> _Exercise details_
Each line below should be quoted exactly, please.

> _Provided records_
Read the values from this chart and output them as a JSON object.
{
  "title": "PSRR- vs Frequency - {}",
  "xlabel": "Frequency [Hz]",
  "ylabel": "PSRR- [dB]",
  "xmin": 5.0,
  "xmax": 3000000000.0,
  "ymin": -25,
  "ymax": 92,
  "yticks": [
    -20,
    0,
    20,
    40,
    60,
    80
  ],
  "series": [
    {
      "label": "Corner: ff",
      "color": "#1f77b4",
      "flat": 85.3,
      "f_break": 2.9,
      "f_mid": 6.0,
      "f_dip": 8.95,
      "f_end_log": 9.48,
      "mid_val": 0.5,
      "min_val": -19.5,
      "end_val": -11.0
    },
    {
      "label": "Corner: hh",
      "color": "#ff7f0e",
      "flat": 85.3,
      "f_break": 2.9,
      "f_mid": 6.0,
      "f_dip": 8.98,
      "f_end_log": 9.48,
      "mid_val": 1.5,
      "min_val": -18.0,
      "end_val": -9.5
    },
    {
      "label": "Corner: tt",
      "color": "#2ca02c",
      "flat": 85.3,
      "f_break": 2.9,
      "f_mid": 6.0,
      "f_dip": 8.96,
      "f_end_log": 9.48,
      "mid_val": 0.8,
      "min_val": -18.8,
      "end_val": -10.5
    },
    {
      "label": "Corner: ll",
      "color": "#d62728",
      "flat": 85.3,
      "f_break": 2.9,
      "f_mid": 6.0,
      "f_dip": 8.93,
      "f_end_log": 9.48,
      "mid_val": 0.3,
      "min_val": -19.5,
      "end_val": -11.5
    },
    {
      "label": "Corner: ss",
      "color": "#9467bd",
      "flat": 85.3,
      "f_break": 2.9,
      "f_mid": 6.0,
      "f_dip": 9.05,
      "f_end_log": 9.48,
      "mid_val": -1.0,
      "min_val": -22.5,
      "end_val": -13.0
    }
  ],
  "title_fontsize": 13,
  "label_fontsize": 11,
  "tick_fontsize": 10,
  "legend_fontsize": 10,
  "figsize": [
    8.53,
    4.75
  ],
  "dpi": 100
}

> _Response to this task_
Read the values from this chart and output them as a JSON object.
{
  "title": "PSRR- vs Frequency - {}",
  "xlabel": "Frequency [Hz]",
  "ylabel": "PSRR- [dB]",
  "xmin": 5.0,
  "xmax": 3000000000.0,
  "ymin": -25,
  "ymax": 92,
  "yticks": [
    -20,
    0,
    20,
    40,
    60,
    80
  ],
  "series": [
    {
      "label": "Corner: ff",
      "color": "#1f77b4",
      "flat": 85.3,
      "f_break": 2.9,
      "f_mid": 6.0,
      "f_dip": 8.95,
      "f_end_log": 9.48,
      "mid_val": 0.5,
      "min_val": -19.5,
      "end_val": -11.0
    },
    {
      "label": "Corner: hh",
      "color": "#ff7f0e",
      "flat": 85.3,
      "f_break": 2.9,
      "f_mid": 6.0,
      "f_dip": 8.98,
      "f_end_log": 9.48,
      "mid_val": 1.5,
      "min_val": -18.0,
      "end_val": -9.5
    },
    {
      "label": "Corner: tt",
      "color": "#2ca02c",
      "flat": 85.3,
      "f_break": 2.9,
      "f_mid": 6.0,
      "f_dip": 8.96,
      "f_end_log": 9.48,
      "mid_val": 0.8,
      "min_val": -18.8,
      "end_val": -10.5
    },
    {
      "label": "Corner: ll",
      "color": "#d62728",
      "flat": 85.3,
      "f_break": 2.9,
      "f_mid": 6.0,
      "f_dip": 8.93,
      "f_end_log": 9.48,
      "mid_val": 0.3,
      "min_val": -19.5,
      "end_val": -11.5
    },
    {
      "label": "Corner: ss",
      "color": "#9467bd",
      "flat": 85.3,
      "f_break": 2.9,
      "f_mid": 6.0,
      "f_dip": 9.05,
      "f_end_log": 9.48,
      "mid_val": -1.0,
      "min_val": -22.5,
      "end_val": -13.0
    }
  ],
  "title_fontsize": 13,
  "label_fontsize": 11,
  "tick_fontsize": 10,
  "legend_fontsize": 10,
  "figsize": [
    8.53,
    4.75
  ],
  "dpi": 100
}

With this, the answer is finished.